_Exercise_
Copy out the rows from the line with "203, 768, 217]" up to and including the line with "327, 115, 342]", reproducing each one unchanged.

_Records provided_
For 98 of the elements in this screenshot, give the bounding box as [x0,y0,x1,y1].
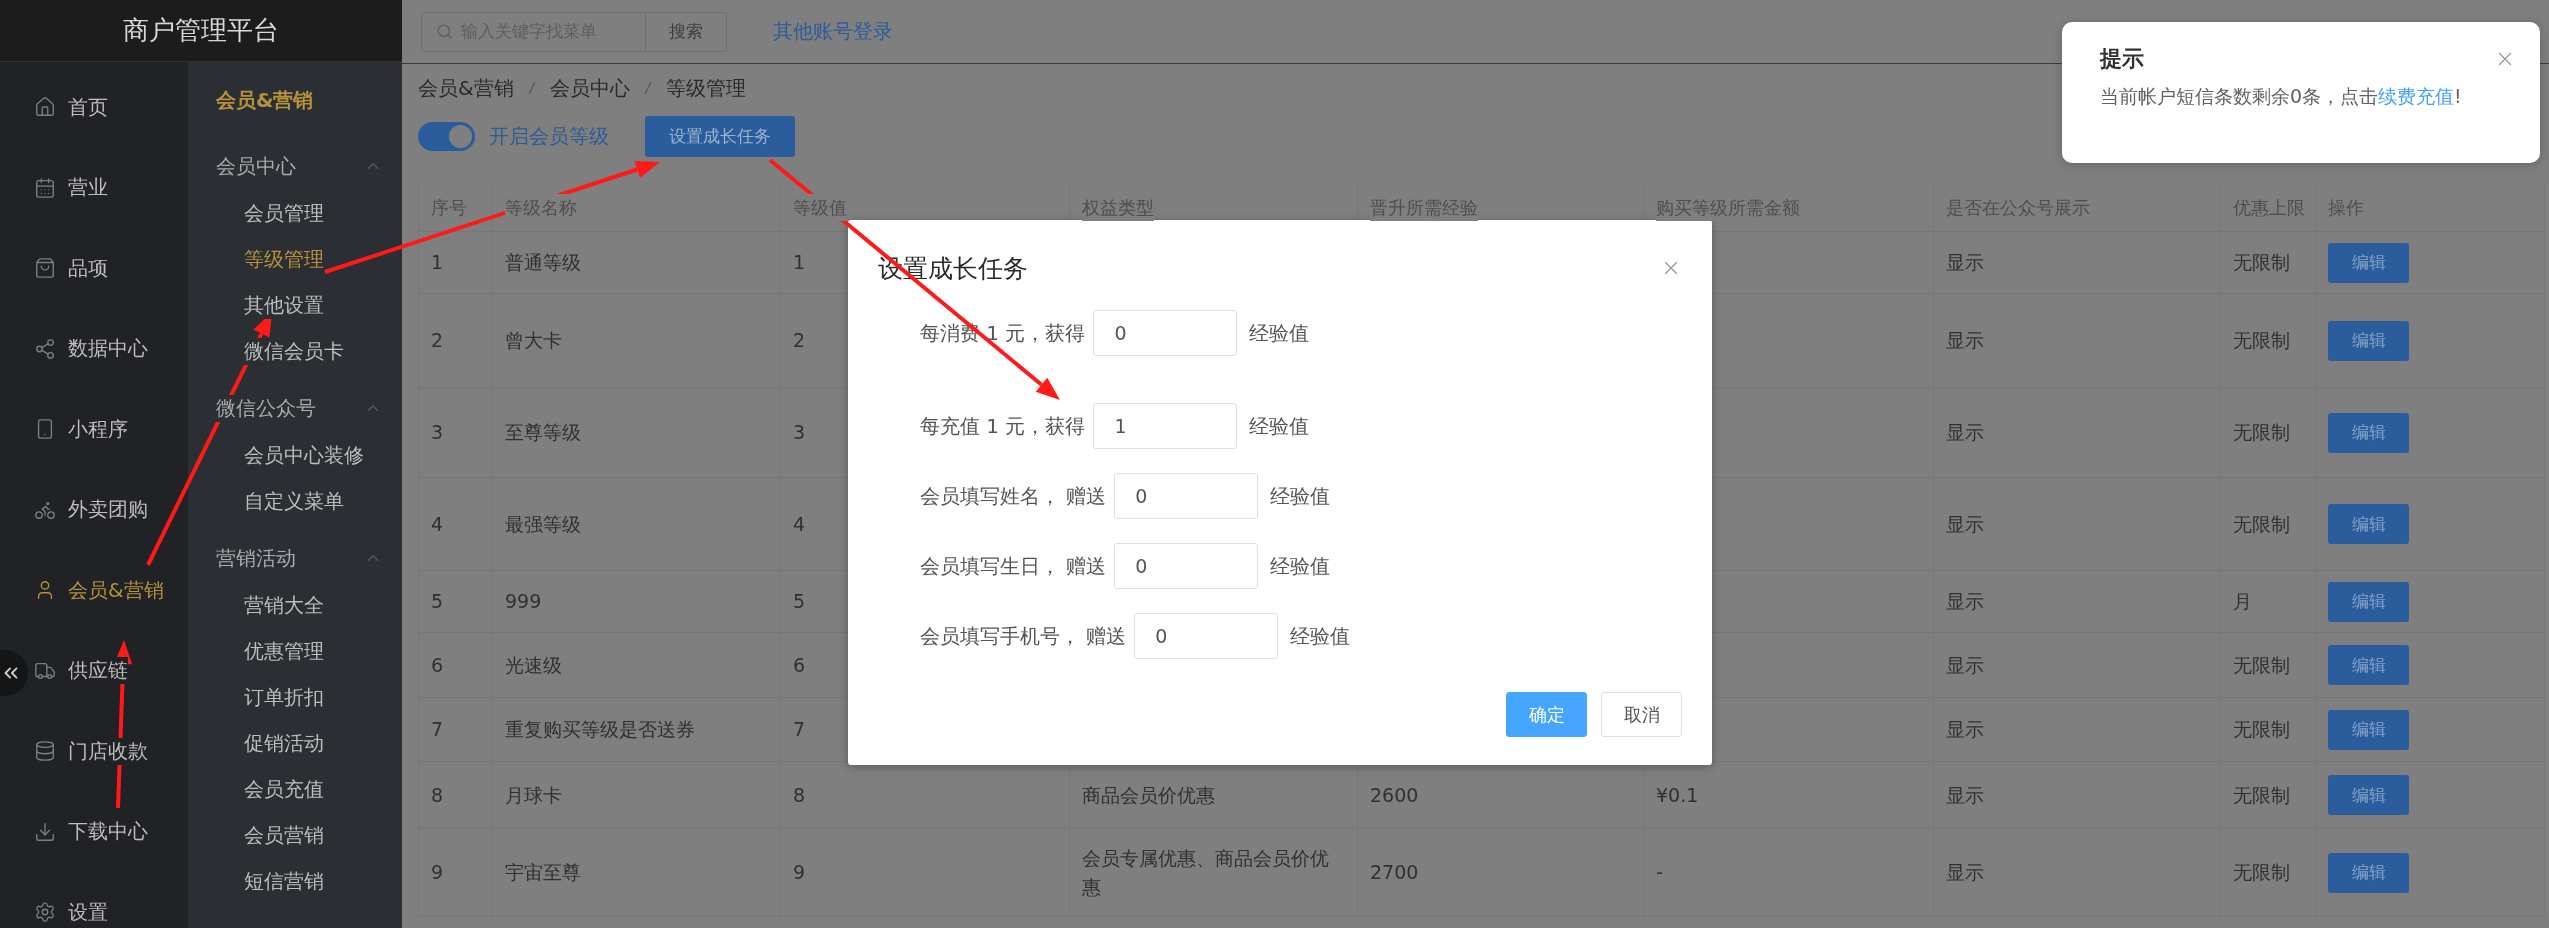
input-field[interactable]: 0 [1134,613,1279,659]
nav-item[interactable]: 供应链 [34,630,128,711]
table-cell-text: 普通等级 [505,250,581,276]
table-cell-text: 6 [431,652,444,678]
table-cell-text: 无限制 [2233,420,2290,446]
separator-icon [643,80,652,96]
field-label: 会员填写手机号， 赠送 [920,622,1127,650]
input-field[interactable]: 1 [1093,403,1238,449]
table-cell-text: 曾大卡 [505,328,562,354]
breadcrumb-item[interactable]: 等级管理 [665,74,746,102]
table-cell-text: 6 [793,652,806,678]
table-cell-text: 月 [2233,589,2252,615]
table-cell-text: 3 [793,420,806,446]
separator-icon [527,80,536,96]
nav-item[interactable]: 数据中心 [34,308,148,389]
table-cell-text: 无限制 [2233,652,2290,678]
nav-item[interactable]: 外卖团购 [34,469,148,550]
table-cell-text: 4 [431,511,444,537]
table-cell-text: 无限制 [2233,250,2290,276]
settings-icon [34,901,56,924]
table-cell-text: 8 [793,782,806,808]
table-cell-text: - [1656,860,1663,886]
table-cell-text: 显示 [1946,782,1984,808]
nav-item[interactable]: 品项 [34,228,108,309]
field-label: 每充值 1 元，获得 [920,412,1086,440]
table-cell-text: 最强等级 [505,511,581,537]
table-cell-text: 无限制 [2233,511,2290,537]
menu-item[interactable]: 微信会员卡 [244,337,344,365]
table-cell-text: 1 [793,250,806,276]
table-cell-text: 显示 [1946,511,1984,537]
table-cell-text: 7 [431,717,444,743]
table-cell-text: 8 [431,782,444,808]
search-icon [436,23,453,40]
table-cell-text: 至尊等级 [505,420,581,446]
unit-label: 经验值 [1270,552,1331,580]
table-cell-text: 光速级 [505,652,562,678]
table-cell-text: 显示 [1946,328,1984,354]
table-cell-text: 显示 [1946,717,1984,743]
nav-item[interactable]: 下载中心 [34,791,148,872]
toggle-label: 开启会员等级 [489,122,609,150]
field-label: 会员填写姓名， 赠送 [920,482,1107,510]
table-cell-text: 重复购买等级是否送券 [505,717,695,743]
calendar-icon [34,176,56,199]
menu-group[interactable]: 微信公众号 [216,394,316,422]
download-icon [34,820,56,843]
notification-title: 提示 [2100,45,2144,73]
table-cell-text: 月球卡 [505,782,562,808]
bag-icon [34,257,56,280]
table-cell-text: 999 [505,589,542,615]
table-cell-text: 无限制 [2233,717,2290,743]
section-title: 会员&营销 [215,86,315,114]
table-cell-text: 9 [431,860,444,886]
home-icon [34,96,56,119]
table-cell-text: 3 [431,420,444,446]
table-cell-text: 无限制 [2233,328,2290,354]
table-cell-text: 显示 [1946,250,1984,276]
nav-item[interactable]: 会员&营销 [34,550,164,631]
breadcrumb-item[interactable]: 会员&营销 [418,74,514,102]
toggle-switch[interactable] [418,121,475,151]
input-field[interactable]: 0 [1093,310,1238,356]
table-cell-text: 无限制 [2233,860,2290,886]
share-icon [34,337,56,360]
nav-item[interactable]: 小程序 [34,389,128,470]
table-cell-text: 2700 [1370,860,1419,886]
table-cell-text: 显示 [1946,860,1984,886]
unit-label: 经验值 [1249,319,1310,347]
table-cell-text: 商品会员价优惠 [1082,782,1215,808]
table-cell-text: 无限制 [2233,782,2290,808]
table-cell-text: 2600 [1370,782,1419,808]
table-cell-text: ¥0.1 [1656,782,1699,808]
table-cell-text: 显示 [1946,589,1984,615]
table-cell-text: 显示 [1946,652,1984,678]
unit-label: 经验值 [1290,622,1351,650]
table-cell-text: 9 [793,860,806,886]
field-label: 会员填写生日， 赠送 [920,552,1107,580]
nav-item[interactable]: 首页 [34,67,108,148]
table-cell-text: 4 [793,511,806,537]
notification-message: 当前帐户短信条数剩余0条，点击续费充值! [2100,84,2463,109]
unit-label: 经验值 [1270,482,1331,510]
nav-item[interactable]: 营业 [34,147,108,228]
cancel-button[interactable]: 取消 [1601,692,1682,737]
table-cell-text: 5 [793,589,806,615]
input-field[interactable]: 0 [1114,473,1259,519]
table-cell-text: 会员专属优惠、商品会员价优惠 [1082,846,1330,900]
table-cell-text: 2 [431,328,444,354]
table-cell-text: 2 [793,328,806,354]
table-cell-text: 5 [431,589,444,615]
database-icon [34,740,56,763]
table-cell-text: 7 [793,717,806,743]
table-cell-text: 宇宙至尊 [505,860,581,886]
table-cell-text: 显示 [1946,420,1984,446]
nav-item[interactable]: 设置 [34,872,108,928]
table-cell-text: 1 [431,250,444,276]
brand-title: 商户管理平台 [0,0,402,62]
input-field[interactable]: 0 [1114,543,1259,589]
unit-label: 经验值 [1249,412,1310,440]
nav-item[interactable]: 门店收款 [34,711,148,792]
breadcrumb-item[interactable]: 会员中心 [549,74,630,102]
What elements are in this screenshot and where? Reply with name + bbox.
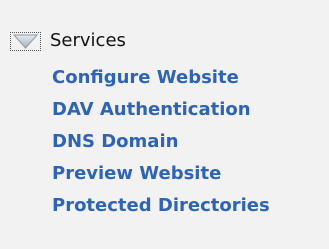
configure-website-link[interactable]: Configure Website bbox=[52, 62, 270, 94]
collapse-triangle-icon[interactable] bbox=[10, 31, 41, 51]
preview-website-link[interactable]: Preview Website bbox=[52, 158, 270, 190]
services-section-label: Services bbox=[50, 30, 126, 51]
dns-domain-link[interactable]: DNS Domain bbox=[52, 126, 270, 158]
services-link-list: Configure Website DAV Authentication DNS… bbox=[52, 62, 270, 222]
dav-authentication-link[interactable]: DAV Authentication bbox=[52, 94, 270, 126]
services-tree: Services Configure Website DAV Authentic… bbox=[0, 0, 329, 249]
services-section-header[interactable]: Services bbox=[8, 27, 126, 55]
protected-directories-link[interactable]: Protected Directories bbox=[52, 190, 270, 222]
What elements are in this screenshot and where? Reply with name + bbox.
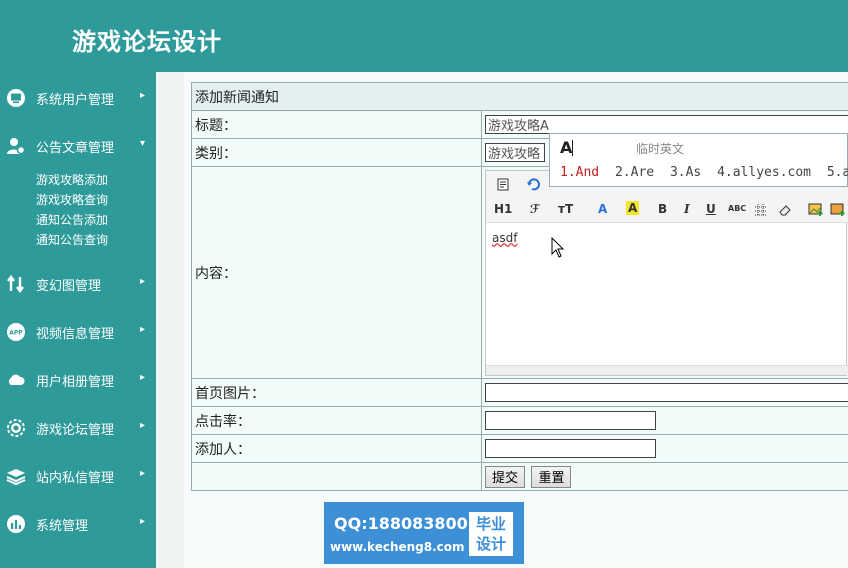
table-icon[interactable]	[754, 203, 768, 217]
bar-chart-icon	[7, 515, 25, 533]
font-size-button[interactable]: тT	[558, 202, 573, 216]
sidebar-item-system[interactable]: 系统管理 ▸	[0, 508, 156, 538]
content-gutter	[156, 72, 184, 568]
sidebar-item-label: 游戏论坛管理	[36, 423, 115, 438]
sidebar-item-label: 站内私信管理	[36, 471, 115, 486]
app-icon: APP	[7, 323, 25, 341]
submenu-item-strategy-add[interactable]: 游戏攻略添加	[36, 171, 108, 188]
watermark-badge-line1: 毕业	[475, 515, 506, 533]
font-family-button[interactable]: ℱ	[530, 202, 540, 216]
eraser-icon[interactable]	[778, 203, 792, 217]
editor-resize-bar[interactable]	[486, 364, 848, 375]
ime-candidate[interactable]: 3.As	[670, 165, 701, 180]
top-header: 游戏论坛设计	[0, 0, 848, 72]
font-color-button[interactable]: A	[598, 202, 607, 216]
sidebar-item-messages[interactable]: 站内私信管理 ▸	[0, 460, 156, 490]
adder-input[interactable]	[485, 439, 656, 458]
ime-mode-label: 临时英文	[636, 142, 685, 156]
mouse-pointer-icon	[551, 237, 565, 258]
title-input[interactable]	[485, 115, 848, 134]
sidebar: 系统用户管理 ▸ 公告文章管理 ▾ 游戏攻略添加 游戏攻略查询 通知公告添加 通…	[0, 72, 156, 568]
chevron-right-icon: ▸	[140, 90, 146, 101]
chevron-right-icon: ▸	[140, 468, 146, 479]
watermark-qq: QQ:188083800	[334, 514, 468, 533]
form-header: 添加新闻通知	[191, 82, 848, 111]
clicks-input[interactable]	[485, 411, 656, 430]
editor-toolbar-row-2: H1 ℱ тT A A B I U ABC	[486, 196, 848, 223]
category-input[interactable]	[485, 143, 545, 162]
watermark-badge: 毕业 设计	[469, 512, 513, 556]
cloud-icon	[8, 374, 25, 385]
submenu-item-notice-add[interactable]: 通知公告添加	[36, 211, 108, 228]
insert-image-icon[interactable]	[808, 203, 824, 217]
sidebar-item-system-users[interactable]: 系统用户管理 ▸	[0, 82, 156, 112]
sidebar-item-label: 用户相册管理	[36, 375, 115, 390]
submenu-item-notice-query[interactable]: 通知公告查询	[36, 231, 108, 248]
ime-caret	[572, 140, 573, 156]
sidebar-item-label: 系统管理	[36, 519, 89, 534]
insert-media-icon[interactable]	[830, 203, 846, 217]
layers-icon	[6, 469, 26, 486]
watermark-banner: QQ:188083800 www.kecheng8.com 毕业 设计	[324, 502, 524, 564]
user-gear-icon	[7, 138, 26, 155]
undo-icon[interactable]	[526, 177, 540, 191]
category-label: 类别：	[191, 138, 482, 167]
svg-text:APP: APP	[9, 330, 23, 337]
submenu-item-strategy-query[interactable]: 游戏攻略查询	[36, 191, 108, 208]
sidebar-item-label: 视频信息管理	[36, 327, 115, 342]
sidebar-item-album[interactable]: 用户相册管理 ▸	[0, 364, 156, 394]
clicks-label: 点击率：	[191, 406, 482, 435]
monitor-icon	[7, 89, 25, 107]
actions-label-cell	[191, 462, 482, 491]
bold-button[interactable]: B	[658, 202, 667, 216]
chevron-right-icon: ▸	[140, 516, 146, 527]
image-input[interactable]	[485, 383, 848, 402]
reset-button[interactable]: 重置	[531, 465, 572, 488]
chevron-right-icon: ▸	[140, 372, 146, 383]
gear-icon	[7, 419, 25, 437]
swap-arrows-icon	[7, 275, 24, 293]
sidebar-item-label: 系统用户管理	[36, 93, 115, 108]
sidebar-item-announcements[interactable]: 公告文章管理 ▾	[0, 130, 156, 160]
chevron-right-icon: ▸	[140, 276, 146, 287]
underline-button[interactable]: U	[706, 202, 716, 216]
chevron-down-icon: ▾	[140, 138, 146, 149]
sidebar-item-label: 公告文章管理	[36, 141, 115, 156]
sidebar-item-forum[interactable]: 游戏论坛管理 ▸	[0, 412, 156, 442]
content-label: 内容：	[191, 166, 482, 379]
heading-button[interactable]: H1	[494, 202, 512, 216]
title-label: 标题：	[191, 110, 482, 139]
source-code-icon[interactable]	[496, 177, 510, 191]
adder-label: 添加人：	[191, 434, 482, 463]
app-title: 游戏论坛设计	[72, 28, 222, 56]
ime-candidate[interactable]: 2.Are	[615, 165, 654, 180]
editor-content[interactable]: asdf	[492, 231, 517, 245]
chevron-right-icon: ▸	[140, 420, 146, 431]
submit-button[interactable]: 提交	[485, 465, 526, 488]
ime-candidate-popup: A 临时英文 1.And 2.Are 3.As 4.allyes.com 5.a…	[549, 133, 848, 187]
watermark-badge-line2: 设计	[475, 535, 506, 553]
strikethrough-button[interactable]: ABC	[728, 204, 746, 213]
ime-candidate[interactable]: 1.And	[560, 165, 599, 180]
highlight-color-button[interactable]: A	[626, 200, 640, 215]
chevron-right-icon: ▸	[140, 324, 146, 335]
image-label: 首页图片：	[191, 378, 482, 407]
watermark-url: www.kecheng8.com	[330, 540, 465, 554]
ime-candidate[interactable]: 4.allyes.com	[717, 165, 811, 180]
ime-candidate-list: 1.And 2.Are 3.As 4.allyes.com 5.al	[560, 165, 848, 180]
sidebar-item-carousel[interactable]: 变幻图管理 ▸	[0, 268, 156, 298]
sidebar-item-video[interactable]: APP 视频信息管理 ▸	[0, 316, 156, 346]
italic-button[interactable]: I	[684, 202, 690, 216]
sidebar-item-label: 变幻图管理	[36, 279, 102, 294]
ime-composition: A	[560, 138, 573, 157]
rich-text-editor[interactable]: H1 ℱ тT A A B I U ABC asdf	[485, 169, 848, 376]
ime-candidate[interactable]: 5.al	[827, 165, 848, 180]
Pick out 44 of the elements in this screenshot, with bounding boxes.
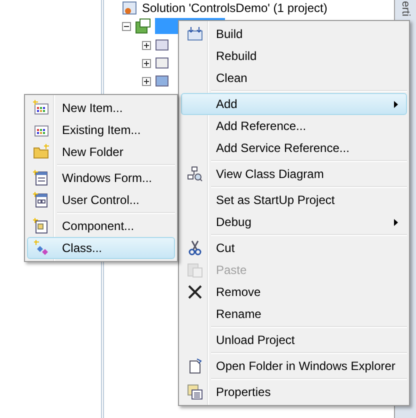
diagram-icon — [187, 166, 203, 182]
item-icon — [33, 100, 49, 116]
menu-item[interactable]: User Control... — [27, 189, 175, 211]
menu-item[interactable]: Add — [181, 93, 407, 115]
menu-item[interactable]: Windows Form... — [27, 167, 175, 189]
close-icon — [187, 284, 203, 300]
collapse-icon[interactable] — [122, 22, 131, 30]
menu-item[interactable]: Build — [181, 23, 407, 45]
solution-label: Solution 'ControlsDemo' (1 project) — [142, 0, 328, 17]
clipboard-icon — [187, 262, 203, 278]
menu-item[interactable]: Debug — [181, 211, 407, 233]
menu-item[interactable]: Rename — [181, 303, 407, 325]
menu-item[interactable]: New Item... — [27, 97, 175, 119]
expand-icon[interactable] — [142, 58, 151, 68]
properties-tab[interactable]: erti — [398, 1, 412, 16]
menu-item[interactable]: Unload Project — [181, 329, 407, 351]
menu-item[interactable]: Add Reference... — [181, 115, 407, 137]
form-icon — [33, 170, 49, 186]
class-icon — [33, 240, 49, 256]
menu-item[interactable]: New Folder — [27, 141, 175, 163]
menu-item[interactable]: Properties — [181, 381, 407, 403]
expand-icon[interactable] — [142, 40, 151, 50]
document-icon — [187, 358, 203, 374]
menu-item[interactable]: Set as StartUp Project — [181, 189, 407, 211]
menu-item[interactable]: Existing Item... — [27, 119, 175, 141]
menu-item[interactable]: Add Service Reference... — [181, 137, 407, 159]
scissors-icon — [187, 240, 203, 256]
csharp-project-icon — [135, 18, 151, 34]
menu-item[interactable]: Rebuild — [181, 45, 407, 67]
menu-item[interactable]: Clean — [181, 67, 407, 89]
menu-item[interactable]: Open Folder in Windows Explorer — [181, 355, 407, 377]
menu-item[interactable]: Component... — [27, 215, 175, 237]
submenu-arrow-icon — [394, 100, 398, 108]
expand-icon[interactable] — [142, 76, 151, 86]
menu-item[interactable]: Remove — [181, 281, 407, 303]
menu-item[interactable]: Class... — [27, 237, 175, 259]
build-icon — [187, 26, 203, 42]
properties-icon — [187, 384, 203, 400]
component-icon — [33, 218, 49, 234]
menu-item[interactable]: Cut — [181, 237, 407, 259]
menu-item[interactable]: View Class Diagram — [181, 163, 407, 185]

_Final result_
table-icon[interactable]	[754, 203, 768, 217]
bar-chart-icon	[7, 515, 25, 533]
font-size-button[interactable]: тT	[558, 202, 573, 216]
sidebar-item-system[interactable]: 系统管理 ▸	[0, 508, 156, 538]
content-gutter	[156, 72, 184, 568]
sidebar-item-label: 游戏论坛管理	[36, 423, 115, 438]
sidebar-item-label: 站内私信管理	[36, 471, 115, 486]
app-icon: APP	[7, 323, 25, 341]
submenu-item-strategy-add[interactable]: 游戏攻略添加	[36, 171, 108, 188]
watermark-badge-line1: 毕业	[475, 515, 506, 533]
font-family-button[interactable]: ℱ	[530, 202, 540, 216]
eraser-icon[interactable]	[778, 203, 792, 217]
editor-resize-bar[interactable]	[486, 364, 848, 375]
ime-candidate[interactable]: 3.As	[670, 165, 701, 180]
top-header: 游戏论坛设计	[0, 0, 848, 72]
font-color-button[interactable]: A	[598, 202, 607, 216]
sidebar-item-messages[interactable]: 站内私信管理 ▸	[0, 460, 156, 490]
adder-input[interactable]	[485, 439, 656, 458]
ime-mode-label: 临时英文	[636, 142, 685, 156]
mouse-pointer-icon	[551, 237, 565, 258]
title-input[interactable]	[485, 115, 848, 134]
sidebar: 系统用户管理 ▸ 公告文章管理 ▾ 游戏攻略添加 游戏攻略查询 通知公告添加 通…	[0, 72, 156, 568]
chevron-right-icon: ▸	[140, 90, 146, 101]
chevron-right-icon: ▸	[140, 468, 146, 479]
watermark-qq: QQ:188083800	[334, 514, 468, 533]
form-header: 添加新闻通知	[191, 82, 848, 111]
clicks-input[interactable]	[485, 411, 656, 430]
editor-toolbar-row-2: H1 ℱ тT A A B I U ABC	[486, 196, 848, 223]
category-input[interactable]	[485, 143, 545, 162]
watermark-badge: 毕业 设计	[469, 512, 513, 556]
cloud-icon	[8, 374, 25, 385]
submenu-item-notice-add[interactable]: 通知公告添加	[36, 211, 108, 228]
insert-image-icon[interactable]	[808, 203, 824, 217]
sidebar-item-system-users[interactable]: 系统用户管理 ▸	[0, 82, 156, 112]
sidebar-item-label: 用户相册管理	[36, 375, 115, 390]
submenu-item-notice-query[interactable]: 通知公告查询	[36, 231, 108, 248]
ime-caret	[572, 140, 573, 156]
sidebar-item-label: 系统管理	[36, 519, 89, 534]
insert-media-icon[interactable]	[830, 203, 846, 217]
layers-icon	[6, 469, 26, 486]
watermark-banner: QQ:188083800 www.kecheng8.com 毕业 设计	[324, 502, 524, 564]
user-gear-icon	[7, 138, 26, 155]
undo-icon[interactable]	[526, 177, 540, 191]
category-label: 类别：	[191, 138, 482, 167]
svg-text:APP: APP	[9, 330, 23, 337]
submenu-item-strategy-query[interactable]: 游戏攻略查询	[36, 191, 108, 208]
sidebar-item-label: 视频信息管理	[36, 327, 115, 342]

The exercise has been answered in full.